Exercise goal: Return every line of the data below that includes the string "Share".

Records to process:
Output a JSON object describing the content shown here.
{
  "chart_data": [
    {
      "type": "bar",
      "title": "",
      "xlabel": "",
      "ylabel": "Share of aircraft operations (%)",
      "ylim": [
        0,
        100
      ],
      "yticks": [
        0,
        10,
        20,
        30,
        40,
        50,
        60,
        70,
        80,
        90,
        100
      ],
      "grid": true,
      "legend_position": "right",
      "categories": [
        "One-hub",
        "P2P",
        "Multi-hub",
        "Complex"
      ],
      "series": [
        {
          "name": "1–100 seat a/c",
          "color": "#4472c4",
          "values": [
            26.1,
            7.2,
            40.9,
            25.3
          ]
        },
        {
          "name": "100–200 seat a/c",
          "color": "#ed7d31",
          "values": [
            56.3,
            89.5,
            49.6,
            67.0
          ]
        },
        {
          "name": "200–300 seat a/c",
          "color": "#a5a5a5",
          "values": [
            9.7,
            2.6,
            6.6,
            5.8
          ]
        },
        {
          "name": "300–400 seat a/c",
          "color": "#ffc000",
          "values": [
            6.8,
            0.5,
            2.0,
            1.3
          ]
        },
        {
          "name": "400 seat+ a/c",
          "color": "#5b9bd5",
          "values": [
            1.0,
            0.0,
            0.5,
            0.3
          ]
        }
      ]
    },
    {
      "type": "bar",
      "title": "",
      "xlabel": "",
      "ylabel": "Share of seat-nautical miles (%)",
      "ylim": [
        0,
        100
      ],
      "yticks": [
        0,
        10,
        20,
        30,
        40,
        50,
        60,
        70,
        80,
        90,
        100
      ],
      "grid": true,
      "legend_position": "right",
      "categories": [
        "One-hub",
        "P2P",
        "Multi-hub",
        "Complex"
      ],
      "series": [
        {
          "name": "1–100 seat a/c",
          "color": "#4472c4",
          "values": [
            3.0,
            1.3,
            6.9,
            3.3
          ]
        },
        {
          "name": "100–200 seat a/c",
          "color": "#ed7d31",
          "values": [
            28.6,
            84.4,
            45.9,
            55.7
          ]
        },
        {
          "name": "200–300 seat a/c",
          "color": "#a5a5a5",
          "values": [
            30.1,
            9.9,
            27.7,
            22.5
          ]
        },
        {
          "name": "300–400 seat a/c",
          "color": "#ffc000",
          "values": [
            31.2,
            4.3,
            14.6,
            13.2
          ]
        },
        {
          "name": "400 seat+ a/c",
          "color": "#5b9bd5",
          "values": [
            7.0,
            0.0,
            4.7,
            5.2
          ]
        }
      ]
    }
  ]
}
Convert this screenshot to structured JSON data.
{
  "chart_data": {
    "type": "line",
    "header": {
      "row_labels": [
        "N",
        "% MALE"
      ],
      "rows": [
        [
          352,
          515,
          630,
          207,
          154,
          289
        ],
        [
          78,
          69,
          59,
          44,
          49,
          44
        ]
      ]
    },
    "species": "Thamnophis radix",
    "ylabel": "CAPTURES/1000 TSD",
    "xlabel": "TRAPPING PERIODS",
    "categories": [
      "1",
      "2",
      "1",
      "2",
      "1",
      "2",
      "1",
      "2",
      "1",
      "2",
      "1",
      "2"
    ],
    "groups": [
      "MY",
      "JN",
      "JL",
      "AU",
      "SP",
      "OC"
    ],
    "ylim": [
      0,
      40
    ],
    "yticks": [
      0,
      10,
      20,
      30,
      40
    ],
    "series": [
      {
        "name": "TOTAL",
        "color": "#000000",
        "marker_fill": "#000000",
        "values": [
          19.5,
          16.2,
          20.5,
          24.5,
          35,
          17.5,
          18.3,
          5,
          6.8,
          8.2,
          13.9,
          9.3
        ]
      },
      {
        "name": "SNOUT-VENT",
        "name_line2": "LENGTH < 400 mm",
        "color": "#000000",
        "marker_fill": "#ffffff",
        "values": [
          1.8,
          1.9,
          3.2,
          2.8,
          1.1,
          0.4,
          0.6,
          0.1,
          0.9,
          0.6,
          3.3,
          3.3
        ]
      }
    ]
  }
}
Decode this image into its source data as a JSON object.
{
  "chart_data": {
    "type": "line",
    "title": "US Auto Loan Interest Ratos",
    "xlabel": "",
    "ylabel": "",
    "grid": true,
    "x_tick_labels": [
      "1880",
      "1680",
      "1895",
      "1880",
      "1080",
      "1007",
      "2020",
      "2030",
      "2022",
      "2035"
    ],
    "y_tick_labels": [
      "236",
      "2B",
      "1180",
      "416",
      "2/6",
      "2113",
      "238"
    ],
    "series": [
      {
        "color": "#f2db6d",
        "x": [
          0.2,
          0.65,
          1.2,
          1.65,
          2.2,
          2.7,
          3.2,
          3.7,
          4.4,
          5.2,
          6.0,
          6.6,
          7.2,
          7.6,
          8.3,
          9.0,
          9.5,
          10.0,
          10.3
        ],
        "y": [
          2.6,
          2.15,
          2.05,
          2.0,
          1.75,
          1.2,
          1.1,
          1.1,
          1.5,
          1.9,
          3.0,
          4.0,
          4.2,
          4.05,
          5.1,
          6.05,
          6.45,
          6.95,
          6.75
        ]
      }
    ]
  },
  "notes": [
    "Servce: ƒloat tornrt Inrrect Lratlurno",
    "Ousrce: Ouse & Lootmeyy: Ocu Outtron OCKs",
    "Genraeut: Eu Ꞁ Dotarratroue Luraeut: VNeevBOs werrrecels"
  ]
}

The answer:
      "ylabel": "Share of aircraft operations (%)",
      "ylabel": "Share of seat-nautical miles (%)",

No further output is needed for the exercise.